WHAT YOU NEED TO DO> Count the lines in the listing below that contain the string "Devices", and reply with only that number.
============
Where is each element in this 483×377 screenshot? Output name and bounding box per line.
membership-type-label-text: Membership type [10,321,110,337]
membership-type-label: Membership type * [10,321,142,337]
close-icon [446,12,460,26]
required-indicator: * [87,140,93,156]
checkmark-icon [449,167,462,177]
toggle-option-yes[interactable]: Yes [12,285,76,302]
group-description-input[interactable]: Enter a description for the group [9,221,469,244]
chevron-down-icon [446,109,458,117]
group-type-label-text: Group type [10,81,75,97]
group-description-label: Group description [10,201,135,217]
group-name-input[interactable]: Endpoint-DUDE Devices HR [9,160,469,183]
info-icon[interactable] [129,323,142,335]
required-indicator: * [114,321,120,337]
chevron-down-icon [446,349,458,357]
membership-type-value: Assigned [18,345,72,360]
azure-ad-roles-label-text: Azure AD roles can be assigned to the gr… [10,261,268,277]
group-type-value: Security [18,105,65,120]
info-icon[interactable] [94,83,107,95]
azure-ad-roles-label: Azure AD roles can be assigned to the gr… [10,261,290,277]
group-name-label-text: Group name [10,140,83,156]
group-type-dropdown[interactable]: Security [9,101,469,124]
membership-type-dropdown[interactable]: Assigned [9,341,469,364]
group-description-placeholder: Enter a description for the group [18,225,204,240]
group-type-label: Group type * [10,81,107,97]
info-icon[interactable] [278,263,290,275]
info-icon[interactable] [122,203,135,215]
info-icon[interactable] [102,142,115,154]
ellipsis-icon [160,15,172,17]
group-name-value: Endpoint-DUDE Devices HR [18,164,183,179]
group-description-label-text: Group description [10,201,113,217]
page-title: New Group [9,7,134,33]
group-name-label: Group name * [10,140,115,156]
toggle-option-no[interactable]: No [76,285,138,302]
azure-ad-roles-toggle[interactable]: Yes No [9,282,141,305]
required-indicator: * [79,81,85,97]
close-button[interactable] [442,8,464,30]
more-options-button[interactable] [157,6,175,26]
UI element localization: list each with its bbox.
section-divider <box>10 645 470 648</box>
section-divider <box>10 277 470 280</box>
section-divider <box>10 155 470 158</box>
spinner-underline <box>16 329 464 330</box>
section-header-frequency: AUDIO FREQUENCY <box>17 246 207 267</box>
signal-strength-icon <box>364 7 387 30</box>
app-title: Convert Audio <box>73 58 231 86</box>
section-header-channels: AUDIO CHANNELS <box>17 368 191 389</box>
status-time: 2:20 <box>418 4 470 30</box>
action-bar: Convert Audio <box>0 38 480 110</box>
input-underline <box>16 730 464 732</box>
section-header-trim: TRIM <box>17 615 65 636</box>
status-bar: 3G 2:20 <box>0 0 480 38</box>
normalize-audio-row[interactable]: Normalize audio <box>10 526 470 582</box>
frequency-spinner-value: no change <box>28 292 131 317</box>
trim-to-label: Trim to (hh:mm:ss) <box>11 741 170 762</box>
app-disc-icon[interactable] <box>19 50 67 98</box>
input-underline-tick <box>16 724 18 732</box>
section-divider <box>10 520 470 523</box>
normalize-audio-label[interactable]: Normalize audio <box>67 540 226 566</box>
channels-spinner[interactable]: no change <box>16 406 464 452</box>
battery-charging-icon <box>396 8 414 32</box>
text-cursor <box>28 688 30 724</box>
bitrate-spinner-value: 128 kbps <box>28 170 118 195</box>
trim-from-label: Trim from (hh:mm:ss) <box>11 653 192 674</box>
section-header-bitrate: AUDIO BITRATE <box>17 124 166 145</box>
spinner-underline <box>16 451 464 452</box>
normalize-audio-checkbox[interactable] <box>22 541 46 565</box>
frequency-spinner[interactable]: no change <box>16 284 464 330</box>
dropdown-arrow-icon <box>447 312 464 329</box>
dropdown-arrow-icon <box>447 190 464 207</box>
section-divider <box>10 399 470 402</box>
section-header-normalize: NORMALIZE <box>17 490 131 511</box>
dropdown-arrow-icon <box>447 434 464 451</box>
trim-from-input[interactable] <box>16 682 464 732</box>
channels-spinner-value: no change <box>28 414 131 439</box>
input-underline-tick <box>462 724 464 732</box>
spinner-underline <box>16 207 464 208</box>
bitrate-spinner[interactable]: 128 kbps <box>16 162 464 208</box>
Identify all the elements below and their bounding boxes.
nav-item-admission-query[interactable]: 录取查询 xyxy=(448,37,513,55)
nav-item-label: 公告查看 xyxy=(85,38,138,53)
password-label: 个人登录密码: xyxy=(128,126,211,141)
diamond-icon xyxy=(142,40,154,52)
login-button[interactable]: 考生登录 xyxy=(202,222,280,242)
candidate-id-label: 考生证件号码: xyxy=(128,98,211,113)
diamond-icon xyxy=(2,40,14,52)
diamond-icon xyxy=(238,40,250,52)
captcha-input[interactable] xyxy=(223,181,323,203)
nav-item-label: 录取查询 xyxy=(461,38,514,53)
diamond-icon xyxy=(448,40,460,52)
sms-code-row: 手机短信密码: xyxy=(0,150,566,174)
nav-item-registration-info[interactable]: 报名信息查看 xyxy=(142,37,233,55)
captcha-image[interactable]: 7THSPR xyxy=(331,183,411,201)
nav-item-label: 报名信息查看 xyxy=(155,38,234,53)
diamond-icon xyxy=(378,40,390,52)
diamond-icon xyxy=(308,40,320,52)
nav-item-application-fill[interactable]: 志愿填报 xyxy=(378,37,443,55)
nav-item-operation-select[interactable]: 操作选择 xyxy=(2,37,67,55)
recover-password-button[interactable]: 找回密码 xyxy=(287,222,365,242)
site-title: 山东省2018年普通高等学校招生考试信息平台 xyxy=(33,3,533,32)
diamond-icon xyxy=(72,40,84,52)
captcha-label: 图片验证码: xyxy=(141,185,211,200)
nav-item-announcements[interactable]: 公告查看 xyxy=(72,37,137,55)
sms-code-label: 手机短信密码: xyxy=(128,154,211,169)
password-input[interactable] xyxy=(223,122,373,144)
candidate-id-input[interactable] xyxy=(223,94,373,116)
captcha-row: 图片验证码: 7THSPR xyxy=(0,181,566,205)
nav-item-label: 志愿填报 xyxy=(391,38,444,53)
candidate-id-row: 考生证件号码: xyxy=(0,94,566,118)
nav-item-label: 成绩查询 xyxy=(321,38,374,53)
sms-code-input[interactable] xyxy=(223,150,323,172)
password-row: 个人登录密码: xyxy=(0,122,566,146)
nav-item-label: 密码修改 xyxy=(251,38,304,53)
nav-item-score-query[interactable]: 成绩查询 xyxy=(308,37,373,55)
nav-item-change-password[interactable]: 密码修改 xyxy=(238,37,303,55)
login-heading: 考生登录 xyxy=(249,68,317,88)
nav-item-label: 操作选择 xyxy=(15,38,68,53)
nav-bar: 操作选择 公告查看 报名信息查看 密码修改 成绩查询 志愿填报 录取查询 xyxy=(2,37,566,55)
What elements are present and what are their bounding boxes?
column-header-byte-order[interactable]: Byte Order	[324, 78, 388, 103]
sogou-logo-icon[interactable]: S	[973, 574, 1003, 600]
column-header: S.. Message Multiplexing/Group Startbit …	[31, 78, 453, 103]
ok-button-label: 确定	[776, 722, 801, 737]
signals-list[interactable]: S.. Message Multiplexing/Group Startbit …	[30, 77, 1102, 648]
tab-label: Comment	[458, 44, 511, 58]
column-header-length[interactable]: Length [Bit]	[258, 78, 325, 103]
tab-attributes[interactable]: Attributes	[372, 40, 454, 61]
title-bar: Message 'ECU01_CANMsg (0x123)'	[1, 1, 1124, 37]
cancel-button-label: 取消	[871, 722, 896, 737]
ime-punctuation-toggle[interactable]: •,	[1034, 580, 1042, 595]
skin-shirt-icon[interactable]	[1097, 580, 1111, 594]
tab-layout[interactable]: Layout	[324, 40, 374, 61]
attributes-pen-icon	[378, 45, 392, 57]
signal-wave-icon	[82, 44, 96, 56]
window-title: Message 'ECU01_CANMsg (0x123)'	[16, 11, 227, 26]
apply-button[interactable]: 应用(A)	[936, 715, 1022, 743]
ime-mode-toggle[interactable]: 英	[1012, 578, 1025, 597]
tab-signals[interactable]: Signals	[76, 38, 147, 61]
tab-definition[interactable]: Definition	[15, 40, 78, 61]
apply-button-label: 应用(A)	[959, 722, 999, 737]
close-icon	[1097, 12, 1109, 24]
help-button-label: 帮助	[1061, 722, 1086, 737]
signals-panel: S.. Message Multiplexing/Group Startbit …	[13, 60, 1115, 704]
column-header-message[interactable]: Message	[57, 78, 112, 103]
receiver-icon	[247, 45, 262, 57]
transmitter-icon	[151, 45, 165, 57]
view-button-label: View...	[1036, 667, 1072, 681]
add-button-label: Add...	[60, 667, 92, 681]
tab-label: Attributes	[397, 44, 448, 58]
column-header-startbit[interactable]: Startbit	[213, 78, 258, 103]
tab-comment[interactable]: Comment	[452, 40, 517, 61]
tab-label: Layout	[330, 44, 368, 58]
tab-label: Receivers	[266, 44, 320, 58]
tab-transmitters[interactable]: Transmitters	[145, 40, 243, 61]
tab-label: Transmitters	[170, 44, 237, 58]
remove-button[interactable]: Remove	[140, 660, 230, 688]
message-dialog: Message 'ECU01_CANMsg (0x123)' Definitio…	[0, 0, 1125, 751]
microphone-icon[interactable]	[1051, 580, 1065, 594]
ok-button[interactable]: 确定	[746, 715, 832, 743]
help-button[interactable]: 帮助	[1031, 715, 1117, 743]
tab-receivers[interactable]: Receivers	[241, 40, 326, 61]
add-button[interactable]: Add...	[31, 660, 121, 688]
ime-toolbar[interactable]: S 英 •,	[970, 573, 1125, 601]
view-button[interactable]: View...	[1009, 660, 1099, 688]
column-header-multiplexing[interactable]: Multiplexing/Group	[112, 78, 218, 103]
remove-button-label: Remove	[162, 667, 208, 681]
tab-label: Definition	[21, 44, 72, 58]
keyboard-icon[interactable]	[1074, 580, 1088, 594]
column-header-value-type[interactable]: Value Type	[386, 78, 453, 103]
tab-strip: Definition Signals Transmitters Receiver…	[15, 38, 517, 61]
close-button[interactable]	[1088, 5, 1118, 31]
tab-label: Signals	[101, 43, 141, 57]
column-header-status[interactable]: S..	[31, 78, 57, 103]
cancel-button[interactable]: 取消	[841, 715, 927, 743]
============
REPLY TO THE EXERCISE> 2